What is expected >>
Count lines holding the string "error" in the data that follows. Reply with one number only.

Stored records
··········

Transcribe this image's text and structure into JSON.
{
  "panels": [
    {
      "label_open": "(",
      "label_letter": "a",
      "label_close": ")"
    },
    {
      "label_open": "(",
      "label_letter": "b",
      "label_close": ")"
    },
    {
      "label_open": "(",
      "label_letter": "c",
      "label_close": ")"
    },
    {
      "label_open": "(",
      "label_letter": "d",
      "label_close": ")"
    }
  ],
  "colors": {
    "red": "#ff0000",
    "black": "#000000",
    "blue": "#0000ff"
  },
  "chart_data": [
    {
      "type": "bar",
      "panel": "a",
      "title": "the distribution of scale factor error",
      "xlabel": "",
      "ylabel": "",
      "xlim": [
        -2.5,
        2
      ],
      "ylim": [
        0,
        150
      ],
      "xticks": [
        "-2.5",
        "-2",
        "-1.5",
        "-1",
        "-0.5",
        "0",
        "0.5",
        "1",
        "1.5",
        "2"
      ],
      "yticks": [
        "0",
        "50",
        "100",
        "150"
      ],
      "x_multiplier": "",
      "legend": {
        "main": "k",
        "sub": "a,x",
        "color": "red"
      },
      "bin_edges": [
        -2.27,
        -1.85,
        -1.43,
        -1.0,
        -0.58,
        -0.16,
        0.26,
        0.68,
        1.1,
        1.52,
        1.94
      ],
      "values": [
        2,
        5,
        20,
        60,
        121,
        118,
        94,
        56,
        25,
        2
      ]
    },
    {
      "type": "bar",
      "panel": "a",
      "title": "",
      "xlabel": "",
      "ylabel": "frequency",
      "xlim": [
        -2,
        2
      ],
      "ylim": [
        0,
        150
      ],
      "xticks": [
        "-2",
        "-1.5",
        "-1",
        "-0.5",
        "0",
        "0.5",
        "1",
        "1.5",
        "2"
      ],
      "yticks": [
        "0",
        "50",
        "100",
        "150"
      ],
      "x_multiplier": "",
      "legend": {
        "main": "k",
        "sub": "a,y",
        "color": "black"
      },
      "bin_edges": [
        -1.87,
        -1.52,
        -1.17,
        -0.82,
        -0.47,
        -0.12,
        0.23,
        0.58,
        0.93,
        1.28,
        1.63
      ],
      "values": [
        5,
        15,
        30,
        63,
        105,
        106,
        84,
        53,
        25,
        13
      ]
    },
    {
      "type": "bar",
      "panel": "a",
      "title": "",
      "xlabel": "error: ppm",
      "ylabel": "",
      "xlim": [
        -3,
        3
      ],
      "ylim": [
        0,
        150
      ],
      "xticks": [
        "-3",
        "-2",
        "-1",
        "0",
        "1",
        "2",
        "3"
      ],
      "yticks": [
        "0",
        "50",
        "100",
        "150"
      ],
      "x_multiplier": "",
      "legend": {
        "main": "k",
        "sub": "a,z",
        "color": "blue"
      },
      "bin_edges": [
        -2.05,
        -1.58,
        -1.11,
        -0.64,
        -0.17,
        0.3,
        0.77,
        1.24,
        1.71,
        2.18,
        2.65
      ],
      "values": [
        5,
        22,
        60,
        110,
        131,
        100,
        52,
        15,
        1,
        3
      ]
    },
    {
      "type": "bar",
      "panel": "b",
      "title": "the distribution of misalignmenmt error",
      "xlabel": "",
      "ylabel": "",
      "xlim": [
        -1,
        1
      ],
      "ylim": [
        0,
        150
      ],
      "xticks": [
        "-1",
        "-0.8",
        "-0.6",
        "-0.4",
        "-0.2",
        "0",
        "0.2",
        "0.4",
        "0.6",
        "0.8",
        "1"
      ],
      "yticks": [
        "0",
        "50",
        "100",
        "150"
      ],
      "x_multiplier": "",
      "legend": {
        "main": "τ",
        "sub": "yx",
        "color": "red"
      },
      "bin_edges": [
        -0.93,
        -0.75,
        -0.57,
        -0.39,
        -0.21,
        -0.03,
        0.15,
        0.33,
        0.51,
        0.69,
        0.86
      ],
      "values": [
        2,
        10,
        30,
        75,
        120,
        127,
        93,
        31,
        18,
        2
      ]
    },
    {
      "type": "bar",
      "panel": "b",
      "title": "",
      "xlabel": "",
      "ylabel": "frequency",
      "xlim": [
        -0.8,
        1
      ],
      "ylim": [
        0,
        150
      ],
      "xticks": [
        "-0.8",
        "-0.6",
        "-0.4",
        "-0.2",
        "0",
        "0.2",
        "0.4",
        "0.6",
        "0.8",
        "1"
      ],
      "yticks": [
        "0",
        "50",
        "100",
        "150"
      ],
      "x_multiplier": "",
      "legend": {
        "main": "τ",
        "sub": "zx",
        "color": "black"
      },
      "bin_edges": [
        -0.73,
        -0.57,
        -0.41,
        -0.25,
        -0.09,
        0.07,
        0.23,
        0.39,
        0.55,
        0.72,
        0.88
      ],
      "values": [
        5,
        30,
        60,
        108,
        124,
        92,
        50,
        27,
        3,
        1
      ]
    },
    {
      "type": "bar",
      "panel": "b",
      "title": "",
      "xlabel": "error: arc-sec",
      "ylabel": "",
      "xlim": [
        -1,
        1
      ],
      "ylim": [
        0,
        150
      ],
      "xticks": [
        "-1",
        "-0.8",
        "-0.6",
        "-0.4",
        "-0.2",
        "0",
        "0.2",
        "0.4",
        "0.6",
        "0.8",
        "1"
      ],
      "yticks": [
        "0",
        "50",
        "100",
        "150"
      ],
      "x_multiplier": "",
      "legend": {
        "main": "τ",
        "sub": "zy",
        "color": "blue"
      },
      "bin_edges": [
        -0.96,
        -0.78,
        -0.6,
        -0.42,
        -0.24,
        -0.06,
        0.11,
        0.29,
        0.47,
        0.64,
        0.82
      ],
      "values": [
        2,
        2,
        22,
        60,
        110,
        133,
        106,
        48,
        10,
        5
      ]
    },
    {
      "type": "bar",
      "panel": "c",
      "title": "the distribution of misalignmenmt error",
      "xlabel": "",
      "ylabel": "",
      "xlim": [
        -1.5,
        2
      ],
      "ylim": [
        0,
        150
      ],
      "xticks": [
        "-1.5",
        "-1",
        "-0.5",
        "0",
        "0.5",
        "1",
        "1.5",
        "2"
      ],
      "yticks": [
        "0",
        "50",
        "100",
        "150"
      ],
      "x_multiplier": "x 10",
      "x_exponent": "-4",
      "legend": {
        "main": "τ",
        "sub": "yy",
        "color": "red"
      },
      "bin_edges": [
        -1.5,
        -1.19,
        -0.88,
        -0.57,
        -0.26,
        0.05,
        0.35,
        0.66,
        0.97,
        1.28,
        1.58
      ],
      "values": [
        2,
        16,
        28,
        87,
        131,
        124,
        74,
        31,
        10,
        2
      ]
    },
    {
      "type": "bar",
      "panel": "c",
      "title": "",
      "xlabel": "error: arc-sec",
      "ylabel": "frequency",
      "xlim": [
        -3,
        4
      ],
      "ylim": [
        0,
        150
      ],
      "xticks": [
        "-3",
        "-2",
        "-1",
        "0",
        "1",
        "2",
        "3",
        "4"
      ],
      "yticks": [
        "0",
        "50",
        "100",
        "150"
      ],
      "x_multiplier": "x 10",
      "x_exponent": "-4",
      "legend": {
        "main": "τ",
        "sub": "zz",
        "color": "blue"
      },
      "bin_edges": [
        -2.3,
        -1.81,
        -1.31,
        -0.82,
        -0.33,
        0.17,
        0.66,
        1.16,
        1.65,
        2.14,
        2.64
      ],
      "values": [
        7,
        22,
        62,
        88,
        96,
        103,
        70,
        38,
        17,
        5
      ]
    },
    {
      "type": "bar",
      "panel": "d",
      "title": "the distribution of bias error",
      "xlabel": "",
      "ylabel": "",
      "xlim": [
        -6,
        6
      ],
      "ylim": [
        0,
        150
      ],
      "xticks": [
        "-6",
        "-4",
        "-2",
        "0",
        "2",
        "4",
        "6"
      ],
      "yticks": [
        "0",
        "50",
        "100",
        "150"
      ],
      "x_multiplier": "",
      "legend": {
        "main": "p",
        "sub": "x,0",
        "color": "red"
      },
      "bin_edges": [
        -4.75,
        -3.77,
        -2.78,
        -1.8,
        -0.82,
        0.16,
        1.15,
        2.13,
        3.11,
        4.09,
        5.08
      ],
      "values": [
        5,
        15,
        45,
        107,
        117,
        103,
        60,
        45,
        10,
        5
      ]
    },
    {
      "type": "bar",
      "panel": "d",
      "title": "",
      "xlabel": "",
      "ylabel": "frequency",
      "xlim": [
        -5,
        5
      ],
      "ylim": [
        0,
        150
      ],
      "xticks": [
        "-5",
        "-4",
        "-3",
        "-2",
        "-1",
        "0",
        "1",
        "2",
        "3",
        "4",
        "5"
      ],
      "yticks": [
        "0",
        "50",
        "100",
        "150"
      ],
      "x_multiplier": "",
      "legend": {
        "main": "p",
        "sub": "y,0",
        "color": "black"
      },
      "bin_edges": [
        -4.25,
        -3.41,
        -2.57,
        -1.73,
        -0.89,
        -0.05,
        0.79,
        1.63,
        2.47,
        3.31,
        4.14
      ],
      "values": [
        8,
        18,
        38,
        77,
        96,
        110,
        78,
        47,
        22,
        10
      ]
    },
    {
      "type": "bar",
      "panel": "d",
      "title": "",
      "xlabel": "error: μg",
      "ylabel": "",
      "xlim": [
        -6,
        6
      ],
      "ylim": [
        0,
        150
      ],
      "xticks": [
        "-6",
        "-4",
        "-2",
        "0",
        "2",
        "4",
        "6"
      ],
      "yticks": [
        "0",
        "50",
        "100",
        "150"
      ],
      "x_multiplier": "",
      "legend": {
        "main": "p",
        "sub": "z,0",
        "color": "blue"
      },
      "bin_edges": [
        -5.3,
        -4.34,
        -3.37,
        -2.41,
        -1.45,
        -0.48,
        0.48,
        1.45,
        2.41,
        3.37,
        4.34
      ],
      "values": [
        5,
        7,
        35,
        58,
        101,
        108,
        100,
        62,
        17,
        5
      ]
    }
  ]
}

··········

Task response >>
8